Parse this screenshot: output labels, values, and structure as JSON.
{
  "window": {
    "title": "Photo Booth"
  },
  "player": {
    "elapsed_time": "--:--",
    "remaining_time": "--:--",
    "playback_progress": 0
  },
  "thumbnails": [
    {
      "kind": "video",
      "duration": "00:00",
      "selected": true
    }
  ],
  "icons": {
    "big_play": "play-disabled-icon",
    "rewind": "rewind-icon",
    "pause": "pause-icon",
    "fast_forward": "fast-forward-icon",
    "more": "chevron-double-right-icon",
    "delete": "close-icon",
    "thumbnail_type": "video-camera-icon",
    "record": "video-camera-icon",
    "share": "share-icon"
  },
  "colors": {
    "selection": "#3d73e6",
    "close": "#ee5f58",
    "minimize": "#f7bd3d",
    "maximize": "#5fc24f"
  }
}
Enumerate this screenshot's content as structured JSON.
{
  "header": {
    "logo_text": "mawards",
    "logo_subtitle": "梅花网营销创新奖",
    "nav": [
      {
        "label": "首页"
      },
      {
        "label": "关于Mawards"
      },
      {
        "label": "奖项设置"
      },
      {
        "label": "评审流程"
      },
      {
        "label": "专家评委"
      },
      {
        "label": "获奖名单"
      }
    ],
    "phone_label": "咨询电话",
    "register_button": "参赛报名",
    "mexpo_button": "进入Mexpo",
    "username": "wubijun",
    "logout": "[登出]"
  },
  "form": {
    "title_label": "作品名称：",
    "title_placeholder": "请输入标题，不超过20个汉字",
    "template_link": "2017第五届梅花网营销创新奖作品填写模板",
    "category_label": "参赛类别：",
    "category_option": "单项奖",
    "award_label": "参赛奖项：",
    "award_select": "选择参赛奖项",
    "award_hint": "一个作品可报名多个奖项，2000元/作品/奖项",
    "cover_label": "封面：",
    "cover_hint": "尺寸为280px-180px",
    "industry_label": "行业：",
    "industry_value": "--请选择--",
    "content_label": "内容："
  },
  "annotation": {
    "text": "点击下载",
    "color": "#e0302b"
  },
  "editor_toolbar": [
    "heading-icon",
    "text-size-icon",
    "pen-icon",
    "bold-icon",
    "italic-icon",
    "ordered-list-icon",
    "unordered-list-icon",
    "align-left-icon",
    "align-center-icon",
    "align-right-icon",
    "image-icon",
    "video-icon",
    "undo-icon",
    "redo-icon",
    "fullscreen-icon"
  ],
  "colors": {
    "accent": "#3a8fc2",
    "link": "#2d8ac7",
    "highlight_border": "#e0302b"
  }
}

**Aim:**
Count every line in the listing above that holds "right", then report only the count.

**Task solution:**
2